[Start Available records]
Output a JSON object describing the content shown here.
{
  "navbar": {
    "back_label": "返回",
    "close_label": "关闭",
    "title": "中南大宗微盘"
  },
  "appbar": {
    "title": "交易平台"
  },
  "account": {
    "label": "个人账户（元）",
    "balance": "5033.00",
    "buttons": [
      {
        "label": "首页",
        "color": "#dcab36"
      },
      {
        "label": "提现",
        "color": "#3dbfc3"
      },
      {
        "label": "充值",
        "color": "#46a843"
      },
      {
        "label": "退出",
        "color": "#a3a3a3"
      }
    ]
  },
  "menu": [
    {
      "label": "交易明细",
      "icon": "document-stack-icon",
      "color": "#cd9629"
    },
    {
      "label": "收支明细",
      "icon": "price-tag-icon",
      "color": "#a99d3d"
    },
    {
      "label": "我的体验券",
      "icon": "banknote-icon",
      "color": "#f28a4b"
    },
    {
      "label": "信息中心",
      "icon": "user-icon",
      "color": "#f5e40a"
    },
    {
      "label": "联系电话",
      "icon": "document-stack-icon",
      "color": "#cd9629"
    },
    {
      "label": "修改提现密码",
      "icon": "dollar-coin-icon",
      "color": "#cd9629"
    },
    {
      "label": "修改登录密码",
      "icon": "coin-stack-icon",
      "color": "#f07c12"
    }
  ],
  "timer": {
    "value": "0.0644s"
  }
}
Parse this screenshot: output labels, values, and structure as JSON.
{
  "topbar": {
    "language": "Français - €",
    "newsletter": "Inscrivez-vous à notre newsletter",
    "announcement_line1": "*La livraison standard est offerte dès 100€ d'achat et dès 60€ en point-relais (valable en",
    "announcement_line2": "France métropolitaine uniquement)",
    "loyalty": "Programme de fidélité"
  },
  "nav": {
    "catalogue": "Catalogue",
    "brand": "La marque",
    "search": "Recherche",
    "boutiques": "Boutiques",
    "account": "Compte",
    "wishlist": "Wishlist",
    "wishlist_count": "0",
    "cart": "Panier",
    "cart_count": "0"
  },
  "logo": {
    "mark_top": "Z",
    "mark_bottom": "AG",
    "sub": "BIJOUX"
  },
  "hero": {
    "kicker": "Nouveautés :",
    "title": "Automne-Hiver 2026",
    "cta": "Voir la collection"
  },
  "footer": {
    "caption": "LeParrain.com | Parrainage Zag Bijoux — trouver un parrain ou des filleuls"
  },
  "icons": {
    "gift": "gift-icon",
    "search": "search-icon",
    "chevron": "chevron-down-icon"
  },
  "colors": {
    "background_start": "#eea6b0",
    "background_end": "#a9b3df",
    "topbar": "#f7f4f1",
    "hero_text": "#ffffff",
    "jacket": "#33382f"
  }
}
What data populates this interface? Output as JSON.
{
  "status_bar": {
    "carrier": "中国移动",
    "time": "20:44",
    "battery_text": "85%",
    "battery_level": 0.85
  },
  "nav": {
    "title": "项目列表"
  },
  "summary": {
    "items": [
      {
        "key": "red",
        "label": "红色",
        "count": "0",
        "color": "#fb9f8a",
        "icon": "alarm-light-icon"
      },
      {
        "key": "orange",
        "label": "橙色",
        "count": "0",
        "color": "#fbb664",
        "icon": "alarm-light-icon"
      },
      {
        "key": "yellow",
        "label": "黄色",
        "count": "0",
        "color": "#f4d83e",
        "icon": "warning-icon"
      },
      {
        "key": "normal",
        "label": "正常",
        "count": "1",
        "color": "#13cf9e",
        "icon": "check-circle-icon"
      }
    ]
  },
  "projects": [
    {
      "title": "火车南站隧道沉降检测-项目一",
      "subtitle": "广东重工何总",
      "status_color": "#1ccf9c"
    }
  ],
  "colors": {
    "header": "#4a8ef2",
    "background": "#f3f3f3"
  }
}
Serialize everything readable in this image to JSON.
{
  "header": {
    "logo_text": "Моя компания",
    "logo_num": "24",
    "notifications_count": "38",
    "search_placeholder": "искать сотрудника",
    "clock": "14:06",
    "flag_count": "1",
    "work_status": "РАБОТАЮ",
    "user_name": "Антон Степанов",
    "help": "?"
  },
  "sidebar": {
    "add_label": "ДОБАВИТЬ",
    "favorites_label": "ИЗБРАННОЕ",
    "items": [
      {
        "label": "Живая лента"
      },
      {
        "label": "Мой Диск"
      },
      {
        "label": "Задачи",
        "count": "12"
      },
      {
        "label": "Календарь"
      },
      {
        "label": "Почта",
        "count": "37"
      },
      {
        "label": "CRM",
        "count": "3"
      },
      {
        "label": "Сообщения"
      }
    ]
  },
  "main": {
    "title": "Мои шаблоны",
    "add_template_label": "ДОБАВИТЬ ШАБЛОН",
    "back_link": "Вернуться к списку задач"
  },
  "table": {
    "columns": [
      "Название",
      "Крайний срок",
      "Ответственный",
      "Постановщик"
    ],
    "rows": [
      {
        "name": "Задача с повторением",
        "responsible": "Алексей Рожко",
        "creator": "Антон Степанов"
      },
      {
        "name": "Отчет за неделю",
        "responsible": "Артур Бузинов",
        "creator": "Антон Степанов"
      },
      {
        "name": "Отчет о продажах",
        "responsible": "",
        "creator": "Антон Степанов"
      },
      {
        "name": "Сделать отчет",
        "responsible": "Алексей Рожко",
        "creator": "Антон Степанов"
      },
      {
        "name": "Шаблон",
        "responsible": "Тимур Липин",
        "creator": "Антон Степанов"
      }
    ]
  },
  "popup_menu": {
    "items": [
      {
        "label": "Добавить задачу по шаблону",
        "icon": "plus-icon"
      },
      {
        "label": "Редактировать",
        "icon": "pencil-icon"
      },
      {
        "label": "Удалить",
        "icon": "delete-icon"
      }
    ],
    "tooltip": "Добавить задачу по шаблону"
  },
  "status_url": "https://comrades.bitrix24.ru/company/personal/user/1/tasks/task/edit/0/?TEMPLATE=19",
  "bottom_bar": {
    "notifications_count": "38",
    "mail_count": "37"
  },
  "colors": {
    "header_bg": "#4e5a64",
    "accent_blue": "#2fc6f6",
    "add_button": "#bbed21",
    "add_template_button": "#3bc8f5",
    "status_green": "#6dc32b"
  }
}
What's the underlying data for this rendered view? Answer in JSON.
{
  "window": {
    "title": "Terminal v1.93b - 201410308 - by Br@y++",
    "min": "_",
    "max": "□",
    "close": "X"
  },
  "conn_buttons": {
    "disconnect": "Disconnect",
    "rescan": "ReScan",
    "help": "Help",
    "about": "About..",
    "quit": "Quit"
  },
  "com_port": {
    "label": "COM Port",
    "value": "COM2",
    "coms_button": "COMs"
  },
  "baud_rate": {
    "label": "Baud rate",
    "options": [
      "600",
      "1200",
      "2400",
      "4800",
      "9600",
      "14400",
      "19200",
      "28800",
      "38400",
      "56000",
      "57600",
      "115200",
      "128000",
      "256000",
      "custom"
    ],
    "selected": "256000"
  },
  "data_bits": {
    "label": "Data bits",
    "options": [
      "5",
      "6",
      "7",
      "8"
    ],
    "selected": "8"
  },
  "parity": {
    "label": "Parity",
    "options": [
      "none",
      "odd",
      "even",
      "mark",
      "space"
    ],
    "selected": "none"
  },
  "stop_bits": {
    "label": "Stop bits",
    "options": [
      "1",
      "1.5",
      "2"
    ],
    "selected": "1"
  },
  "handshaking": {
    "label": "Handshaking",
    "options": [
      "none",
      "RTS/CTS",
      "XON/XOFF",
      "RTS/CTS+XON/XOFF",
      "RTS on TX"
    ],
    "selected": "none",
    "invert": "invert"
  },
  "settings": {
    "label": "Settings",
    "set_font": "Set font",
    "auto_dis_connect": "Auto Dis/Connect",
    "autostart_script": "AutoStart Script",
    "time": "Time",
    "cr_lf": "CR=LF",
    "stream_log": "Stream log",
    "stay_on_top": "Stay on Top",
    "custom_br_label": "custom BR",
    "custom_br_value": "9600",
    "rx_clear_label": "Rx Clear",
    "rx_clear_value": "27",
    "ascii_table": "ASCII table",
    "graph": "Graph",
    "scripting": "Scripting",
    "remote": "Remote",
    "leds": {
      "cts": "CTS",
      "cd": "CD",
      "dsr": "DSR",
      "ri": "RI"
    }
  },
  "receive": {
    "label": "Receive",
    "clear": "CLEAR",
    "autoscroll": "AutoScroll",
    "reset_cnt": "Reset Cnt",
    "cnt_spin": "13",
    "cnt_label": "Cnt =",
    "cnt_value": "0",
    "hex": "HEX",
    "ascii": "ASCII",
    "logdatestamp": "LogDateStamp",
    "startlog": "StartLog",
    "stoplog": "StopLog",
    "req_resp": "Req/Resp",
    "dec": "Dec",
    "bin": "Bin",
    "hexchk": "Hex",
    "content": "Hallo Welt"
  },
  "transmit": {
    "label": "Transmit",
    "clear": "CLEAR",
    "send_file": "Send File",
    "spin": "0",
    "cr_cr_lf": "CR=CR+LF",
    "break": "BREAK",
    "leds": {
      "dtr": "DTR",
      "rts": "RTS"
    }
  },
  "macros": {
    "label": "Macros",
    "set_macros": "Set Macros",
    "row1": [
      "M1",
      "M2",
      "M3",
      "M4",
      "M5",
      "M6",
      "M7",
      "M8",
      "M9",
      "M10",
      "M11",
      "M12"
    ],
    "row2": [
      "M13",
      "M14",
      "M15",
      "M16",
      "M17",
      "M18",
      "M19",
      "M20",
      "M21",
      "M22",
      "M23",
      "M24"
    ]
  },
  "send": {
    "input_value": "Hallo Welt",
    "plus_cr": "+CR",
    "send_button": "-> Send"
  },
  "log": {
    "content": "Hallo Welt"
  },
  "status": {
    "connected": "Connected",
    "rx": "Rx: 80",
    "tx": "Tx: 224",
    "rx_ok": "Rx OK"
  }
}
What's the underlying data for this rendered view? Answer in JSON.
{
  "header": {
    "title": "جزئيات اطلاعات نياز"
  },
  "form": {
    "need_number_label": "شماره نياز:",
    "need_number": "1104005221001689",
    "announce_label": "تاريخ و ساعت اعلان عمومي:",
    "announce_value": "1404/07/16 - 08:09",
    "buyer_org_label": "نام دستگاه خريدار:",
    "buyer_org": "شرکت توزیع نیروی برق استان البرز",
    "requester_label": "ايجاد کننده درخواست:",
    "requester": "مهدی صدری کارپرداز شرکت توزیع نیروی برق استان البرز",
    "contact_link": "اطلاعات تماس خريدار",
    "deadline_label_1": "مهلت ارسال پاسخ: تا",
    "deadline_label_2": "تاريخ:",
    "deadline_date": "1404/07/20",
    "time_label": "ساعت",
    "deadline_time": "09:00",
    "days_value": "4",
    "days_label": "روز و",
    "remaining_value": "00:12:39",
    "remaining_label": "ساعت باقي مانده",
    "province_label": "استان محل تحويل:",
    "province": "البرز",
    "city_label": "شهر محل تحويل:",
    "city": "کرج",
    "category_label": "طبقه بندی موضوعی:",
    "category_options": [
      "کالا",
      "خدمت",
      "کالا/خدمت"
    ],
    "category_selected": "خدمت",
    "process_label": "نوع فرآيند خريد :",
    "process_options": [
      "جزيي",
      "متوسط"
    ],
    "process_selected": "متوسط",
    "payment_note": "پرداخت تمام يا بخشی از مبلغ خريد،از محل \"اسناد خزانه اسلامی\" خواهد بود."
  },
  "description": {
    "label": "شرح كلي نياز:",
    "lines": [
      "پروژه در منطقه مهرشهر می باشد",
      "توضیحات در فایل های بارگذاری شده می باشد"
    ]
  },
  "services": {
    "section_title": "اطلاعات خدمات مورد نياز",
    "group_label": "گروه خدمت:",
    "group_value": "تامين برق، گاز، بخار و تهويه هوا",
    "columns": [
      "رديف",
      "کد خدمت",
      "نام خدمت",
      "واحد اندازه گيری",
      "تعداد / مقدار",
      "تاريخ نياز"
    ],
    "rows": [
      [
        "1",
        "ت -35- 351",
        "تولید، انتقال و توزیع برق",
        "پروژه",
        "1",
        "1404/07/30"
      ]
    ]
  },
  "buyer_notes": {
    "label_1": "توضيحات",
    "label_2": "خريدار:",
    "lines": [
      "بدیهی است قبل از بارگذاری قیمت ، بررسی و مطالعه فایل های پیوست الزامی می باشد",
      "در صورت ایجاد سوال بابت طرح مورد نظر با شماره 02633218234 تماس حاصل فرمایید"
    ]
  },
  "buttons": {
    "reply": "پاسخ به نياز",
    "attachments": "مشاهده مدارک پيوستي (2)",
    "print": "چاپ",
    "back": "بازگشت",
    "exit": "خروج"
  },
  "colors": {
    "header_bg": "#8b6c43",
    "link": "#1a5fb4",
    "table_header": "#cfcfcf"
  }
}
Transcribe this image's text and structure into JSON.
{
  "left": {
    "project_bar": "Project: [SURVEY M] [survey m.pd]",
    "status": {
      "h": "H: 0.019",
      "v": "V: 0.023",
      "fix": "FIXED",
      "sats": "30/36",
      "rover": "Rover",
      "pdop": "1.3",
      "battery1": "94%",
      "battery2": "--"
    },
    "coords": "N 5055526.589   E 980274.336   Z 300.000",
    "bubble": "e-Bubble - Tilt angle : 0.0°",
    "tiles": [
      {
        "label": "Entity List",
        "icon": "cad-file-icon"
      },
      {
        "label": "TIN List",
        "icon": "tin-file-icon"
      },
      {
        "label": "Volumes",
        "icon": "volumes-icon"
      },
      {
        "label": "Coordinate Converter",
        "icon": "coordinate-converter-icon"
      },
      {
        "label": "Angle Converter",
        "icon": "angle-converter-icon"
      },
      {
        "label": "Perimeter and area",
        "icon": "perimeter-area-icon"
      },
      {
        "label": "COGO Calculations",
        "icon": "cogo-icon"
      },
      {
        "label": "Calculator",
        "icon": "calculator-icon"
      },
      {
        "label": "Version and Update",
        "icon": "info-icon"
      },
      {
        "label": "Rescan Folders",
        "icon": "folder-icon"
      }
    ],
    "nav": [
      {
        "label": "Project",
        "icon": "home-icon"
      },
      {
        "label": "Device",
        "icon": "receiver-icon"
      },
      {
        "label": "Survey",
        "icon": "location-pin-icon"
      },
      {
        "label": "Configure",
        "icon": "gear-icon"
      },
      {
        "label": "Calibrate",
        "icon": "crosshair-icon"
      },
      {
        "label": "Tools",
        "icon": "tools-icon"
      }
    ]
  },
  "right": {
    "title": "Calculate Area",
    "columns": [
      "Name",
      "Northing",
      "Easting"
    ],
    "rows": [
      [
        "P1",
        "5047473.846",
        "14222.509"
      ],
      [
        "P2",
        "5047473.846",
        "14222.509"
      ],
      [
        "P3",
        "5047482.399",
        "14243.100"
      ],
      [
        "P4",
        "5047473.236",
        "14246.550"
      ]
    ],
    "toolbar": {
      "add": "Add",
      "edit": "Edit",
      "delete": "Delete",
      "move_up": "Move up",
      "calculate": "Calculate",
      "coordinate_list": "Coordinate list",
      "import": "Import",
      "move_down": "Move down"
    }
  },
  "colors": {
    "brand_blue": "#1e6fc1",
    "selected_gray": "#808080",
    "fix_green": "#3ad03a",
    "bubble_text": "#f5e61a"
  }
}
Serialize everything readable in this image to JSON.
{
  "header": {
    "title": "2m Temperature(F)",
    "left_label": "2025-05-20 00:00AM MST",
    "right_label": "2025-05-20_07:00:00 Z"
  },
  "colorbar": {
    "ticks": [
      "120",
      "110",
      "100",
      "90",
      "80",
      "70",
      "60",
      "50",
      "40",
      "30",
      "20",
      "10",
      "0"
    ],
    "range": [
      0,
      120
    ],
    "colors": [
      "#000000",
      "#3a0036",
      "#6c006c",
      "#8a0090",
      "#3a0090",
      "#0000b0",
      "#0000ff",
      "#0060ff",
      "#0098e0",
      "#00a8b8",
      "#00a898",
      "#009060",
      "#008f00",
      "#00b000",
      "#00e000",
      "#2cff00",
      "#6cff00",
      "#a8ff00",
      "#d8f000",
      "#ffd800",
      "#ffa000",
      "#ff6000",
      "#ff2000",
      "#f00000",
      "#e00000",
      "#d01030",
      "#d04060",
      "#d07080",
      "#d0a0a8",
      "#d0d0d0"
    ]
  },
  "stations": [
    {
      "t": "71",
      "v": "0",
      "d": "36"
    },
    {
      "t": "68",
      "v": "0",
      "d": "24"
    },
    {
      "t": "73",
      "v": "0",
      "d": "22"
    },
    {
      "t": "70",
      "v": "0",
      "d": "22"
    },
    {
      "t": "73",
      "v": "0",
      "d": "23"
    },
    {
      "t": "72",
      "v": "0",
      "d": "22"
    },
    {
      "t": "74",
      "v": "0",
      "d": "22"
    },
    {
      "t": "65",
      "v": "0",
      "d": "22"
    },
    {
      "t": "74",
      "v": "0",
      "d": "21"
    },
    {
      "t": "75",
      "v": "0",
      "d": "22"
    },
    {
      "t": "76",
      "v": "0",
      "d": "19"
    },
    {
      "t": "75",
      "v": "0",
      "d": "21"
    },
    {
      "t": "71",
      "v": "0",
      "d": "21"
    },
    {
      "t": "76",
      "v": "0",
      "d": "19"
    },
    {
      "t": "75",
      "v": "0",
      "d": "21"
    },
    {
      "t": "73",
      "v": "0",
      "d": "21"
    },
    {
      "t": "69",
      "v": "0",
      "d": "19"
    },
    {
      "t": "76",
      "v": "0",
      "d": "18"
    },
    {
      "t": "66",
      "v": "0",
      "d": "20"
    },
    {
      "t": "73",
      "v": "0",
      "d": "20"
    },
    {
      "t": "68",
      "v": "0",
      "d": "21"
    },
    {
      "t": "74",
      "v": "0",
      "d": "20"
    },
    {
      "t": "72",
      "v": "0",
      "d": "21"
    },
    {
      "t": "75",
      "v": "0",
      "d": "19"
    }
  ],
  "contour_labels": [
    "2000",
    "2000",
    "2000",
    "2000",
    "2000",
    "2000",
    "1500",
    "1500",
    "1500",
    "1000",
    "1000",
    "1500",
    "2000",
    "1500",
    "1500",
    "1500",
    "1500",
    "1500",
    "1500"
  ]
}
[End Available records]
◆ **The request**:
The required output is the number of lines containing the word "responsible", and nothing besides.

◆ **Solution**:
5